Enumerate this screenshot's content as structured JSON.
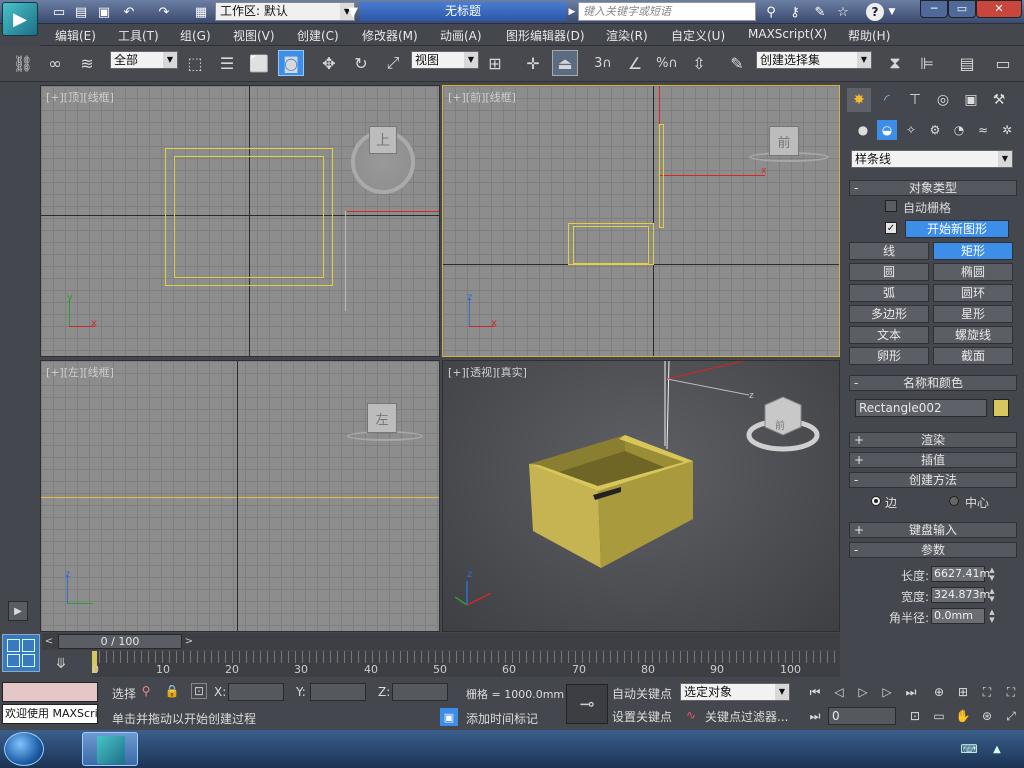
{
  "app": {
    "logo_text": "▶",
    "workspace_label": "工作区: 默认",
    "title": "无标题",
    "search_placeholder": "键入关键字或短语"
  },
  "window_controls": [
    "─",
    "▭",
    "✕"
  ],
  "menus": [
    "编辑(E)",
    "工具(T)",
    "组(G)",
    "视图(V)",
    "创建(C)",
    "修改器(M)",
    "动画(A)",
    "图形编辑器(D)",
    "渲染(R)",
    "自定义(U)",
    "MAXScript(X)",
    "帮助(H)"
  ],
  "toolbar": {
    "filter_select": "全部",
    "coord_select": "视图",
    "named_set": "创建选择集",
    "snap_label": "3",
    "percent_label": "%"
  },
  "viewports": {
    "top": {
      "label": "[+][顶][线框]",
      "cube": "上"
    },
    "front": {
      "label": "[+][前][线框]",
      "cube": "前"
    },
    "left": {
      "label": "[+][左][线框]",
      "cube": "左"
    },
    "persp": {
      "label": "[+][透视][真实]",
      "cube_front": "前"
    }
  },
  "axes": {
    "x": "x",
    "y": "y",
    "z": "z"
  },
  "panel": {
    "category_select": "样条线",
    "object_type": {
      "title": "对象类型",
      "autogrid": "自动栅格",
      "start_new_shape": "开始新图形",
      "buttons": [
        "线",
        "矩形",
        "圆",
        "椭圆",
        "弧",
        "圆环",
        "多边形",
        "星形",
        "文本",
        "螺旋线",
        "卵形",
        "截面"
      ],
      "active": "矩形"
    },
    "name_color": {
      "title": "名称和颜色",
      "name": "Rectangle002",
      "color": "#d8c65e"
    },
    "render": "渲染",
    "interpolation": "插值",
    "creation_method": {
      "title": "创建方法",
      "options": [
        "边",
        "中心"
      ],
      "selected": "边"
    },
    "keyboard_entry": "键盘输入",
    "params": {
      "title": "参数",
      "length_label": "长度:",
      "length": "6627.41m",
      "width_label": "宽度:",
      "width": "324.873m",
      "radius_label": "角半径:",
      "radius": "0.0mm"
    }
  },
  "timeline": {
    "frame": "0 / 100",
    "ticks": [
      "10",
      "20",
      "30",
      "40",
      "50",
      "60",
      "70",
      "80",
      "90",
      "100"
    ],
    "ruler_start": "0"
  },
  "status": {
    "welcome": "欢迎使用 MAXScri",
    "select_label": "选择",
    "x_label": "X:",
    "y_label": "Y:",
    "z_label": "Z:",
    "grid": "栅格 = 1000.0mm",
    "prompt": "单击并拖动以开始创建过程",
    "add_time_tag": "添加时间标记",
    "auto_key": "自动关键点",
    "set_key": "设置关键点",
    "key_mode": "选定对象",
    "key_filters": "关键点过滤器...",
    "frame_field": "0"
  },
  "colors": {
    "selection_yellow": "#c8b23a",
    "active_blue": "#3d8ee8",
    "viewport_bg": "#8d8d8d",
    "box_yellow": "#bfae4a"
  }
}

◆ **BRIEF**
Copy every record character for character. Skip the pictures.

◆ **ANSWER TO THIS TASK**
Enumerate this screenshot's content as structured JSON.
{
  "app": {
    "logo_text": "▶",
    "workspace_label": "工作区: 默认",
    "title": "无标题",
    "search_placeholder": "键入关键字或短语"
  },
  "window_controls": [
    "─",
    "▭",
    "✕"
  ],
  "menus": [
    "编辑(E)",
    "工具(T)",
    "组(G)",
    "视图(V)",
    "创建(C)",
    "修改器(M)",
    "动画(A)",
    "图形编辑器(D)",
    "渲染(R)",
    "自定义(U)",
    "MAXScript(X)",
    "帮助(H)"
  ],
  "toolbar": {
    "filter_select": "全部",
    "coord_select": "视图",
    "named_set": "创建选择集",
    "snap_label": "3",
    "percent_label": "%"
  },
  "viewports": {
    "top": {
      "label": "[+][顶][线框]",
      "cube": "上"
    },
    "front": {
      "label": "[+][前][线框]",
      "cube": "前"
    },
    "left": {
      "label": "[+][左][线框]",
      "cube": "左"
    },
    "persp": {
      "label": "[+][透视][真实]",
      "cube_front": "前"
    }
  },
  "axes": {
    "x": "x",
    "y": "y",
    "z": "z"
  },
  "panel": {
    "category_select": "样条线",
    "object_type": {
      "title": "对象类型",
      "autogrid": "自动栅格",
      "start_new_shape": "开始新图形",
      "buttons": [
        "线",
        "矩形",
        "圆",
        "椭圆",
        "弧",
        "圆环",
        "多边形",
        "星形",
        "文本",
        "螺旋线",
        "卵形",
        "截面"
      ],
      "active": "矩形"
    },
    "name_color": {
      "title": "名称和颜色",
      "name": "Rectangle002",
      "color": "#d8c65e"
    },
    "render": "渲染",
    "interpolation": "插值",
    "creation_method": {
      "title": "创建方法",
      "options": [
        "边",
        "中心"
      ],
      "selected": "边"
    },
    "keyboard_entry": "键盘输入",
    "params": {
      "title": "参数",
      "length_label": "长度:",
      "length": "6627.41m",
      "width_label": "宽度:",
      "width": "324.873m",
      "radius_label": "角半径:",
      "radius": "0.0mm"
    }
  },
  "timeline": {
    "frame": "0 / 100",
    "ticks": [
      "10",
      "20",
      "30",
      "40",
      "50",
      "60",
      "70",
      "80",
      "90",
      "100"
    ],
    "ruler_start": "0"
  },
  "status": {
    "welcome": "欢迎使用 MAXScri",
    "select_label": "选择",
    "x_label": "X:",
    "y_label": "Y:",
    "z_label": "Z:",
    "grid": "栅格 = 1000.0mm",
    "prompt": "单击并拖动以开始创建过程",
    "add_time_tag": "添加时间标记",
    "auto_key": "自动关键点",
    "set_key": "设置关键点",
    "key_mode": "选定对象",
    "key_filters": "关键点过滤器...",
    "frame_field": "0"
  },
  "colors": {
    "selection_yellow": "#c8b23a",
    "active_blue": "#3d8ee8",
    "viewport_bg": "#8d8d8d",
    "box_yellow": "#bfae4a"
  }
}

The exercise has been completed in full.